Problem details: Repeat all of the material below exactly as written, images excluded.

Task data:
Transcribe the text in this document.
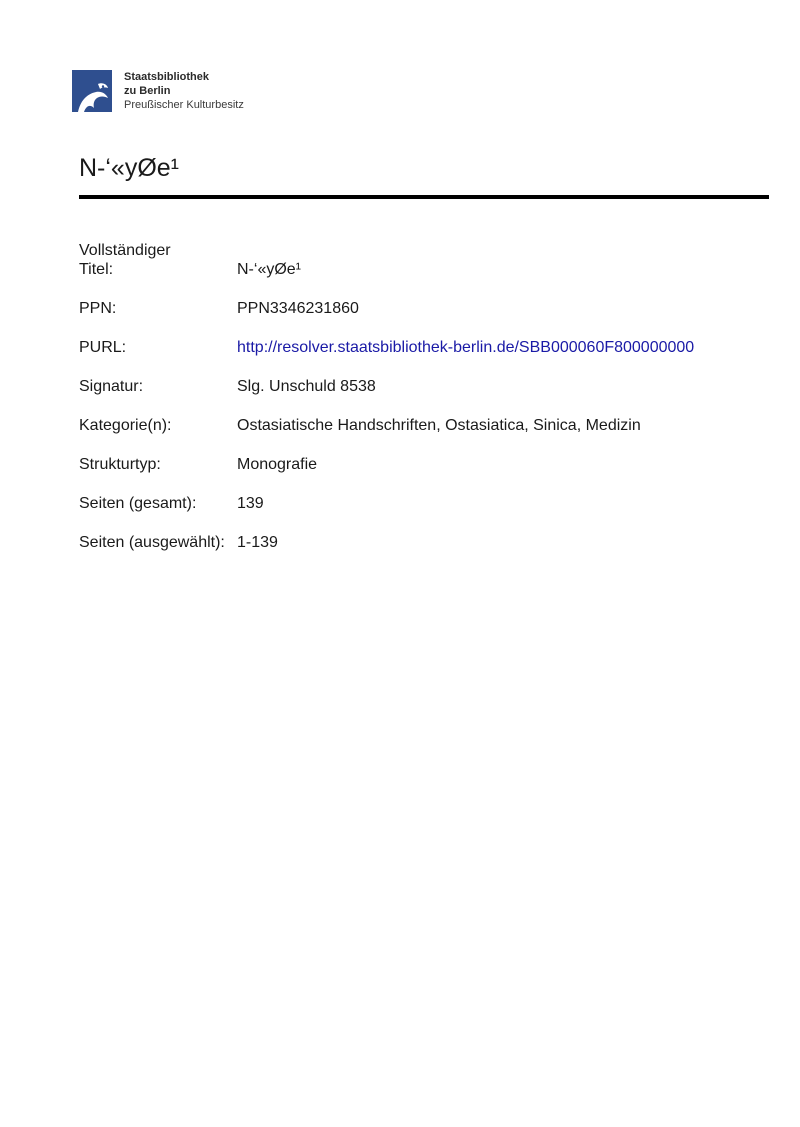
Staatsbibliothek
zu Berlin
Preußischer Kulturbesitz
N-‘«yØe¹
Vollständiger
Titel:	N-‘«yØe¹
PPN:	PPN3346231860
PURL:	http://resolver.staatsbibliothek-berlin.de/SBB000060F800000000
Signatur:	Slg. Unschuld 8538
Kategorie(n):	Ostasiatische Handschriften, Ostasiatica, Sinica, Medizin
Strukturtyp:	Monografie
Seiten (gesamt):	139
Seiten (ausgewählt): 1-139
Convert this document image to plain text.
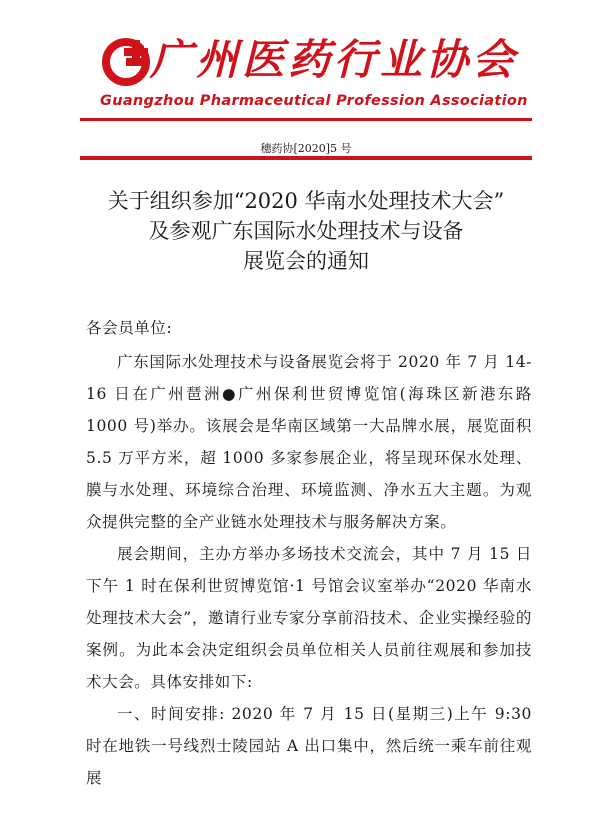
广州医药行业协会

Guangzhou Pharmaceutical Profession Association

穗药协[2020]5 号

关于组织参加“2020 华南水处理技术大会”
及参观广东国际水处理技术与设备
展览会的通知

各会员单位:

广东国际水处理技术与设备展览会将于 2020 年 7 月 14-16 日在广州琶洲●广州保利世贸博览馆(海珠区新港东路 1000 号)举办。该展会是华南区域第一大品牌水展，展览面积 5.5 万平方米，超 1000 多家参展企业，将呈现环保水处理、膜与水处理、环境综合治理、环境监测、净水五大主题。为观众提供完整的全产业链水处理技术与服务解决方案。

展会期间，主办方举办多场技术交流会，其中 7 月 15 日下午 1 时在保利世贸博览馆·1 号馆会议室举办“2020 华南水处理技术大会”，邀请行业专家分享前沿技术、企业实操经验的案例。为此本会决定组织会员单位相关人员前往观展和参加技术大会。具体安排如下:

一、时间安排: 2020 年 7 月 15 日(星期三)上午 9:30 时在地铁一号线烈士陵园站 A 出口集中，然后统一乘车前往观展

In response:
Transcribe the text in this document.
Staatsbibliothek
zu Berlin
Preußischer Kulturbesitz
N-‘«yØe¹
Vollständiger
Titel:	N-‘«yØe¹
PPN:	PPN3346231860
PURL:	http://resolver.staatsbibliothek-berlin.de/SBB000060F800000000
Signatur:	Slg. Unschuld 8538
Kategorie(n):	Ostasiatische Handschriften, Ostasiatica, Sinica, Medizin
Strukturtyp:	Monografie
Seiten (gesamt):	139
Seiten (ausgewählt): 1-139
Convert this document image to plain text.
广州医药行业协会

Guangzhou Pharmaceutical Profession Association

穗药协[2020]5 号

关于组织参加“2020 华南水处理技术大会”
及参观广东国际水处理技术与设备
展览会的通知

各会员单位:

广东国际水处理技术与设备展览会将于 2020 年 7 月 14-16 日在广州琶洲●广州保利世贸博览馆(海珠区新港东路 1000 号)举办。该展会是华南区域第一大品牌水展，展览面积 5.5 万平方米，超 1000 多家参展企业，将呈现环保水处理、膜与水处理、环境综合治理、环境监测、净水五大主题。为观众提供完整的全产业链水处理技术与服务解决方案。

展会期间，主办方举办多场技术交流会，其中 7 月 15 日下午 1 时在保利世贸博览馆·1 号馆会议室举办“2020 华南水处理技术大会”，邀请行业专家分享前沿技术、企业实操经验的案例。为此本会决定组织会员单位相关人员前往观展和参加技术大会。具体安排如下:

一、时间安排: 2020 年 7 月 15 日(星期三)上午 9:30 时在地铁一号线烈士陵园站 A 出口集中，然后统一乘车前往观展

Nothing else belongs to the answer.